Available data →

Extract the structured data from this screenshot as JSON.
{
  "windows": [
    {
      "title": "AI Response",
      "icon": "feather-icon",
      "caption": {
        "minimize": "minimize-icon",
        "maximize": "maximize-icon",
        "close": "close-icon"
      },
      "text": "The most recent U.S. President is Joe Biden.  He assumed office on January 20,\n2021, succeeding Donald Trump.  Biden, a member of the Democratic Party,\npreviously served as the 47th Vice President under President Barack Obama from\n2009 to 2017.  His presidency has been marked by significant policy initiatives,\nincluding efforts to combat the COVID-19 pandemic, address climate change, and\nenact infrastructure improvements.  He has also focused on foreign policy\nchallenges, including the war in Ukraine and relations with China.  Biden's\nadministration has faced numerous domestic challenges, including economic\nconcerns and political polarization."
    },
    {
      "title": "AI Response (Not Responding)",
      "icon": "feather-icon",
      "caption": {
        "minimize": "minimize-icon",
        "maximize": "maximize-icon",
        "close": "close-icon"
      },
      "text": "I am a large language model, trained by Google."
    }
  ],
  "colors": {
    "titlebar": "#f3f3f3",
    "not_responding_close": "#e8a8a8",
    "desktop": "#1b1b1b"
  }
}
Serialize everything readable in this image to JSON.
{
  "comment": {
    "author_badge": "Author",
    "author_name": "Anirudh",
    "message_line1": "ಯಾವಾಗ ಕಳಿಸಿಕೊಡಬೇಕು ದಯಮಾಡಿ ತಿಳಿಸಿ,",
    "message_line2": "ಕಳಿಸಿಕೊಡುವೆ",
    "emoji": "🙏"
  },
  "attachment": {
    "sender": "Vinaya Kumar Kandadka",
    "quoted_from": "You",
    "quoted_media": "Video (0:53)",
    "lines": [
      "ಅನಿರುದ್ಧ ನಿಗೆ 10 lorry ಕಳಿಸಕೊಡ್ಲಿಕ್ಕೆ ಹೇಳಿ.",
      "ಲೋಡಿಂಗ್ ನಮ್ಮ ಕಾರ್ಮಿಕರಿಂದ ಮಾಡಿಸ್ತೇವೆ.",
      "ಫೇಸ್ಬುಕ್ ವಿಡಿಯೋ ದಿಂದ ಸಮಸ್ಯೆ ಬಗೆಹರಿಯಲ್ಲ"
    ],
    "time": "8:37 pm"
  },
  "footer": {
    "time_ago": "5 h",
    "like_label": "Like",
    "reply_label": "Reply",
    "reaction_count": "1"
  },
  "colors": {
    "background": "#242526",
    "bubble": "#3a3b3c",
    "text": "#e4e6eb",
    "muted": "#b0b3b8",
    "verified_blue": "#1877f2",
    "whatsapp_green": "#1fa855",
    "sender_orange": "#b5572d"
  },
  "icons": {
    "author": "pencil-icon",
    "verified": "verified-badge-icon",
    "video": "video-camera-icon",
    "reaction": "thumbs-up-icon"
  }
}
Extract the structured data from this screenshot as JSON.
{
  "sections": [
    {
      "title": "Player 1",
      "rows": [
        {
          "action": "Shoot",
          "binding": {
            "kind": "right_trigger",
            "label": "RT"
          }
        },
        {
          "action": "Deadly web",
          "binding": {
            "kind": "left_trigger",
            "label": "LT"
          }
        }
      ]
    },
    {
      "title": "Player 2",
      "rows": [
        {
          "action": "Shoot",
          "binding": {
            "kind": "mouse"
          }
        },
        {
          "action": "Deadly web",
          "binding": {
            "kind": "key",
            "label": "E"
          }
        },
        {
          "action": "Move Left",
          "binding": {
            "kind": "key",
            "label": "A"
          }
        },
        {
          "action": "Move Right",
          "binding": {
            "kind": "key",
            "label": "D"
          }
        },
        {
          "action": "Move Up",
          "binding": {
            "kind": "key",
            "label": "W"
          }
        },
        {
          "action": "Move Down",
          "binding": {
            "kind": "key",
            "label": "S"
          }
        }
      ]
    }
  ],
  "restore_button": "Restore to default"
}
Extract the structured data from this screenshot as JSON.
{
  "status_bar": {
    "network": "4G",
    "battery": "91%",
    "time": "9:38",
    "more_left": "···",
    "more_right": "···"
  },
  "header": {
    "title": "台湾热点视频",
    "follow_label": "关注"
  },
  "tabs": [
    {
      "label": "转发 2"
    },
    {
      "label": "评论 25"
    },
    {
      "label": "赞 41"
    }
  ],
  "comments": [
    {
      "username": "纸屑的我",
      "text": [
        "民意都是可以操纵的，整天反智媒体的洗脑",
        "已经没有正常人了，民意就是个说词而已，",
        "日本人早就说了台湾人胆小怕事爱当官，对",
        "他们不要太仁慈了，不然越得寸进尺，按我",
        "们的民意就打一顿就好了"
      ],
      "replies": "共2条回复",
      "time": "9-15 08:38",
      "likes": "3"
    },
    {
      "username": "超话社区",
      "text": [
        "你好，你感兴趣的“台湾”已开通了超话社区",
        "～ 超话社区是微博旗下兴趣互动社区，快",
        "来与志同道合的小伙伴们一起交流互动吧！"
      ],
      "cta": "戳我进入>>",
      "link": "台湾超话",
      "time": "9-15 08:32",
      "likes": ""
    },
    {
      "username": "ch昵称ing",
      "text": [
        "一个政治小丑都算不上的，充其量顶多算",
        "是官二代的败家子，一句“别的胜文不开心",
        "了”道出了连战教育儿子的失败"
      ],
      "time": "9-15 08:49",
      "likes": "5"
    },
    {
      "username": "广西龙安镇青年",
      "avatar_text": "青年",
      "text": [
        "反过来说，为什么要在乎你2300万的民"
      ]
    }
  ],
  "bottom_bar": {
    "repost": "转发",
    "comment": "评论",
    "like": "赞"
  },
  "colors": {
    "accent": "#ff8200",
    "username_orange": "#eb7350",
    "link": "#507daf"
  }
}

What you need to do →
Pick out every line of the listing containing the word "Response", and show those lines.

Solution →
      "title": "AI Response",
      "title": "AI Response (Not Responding)",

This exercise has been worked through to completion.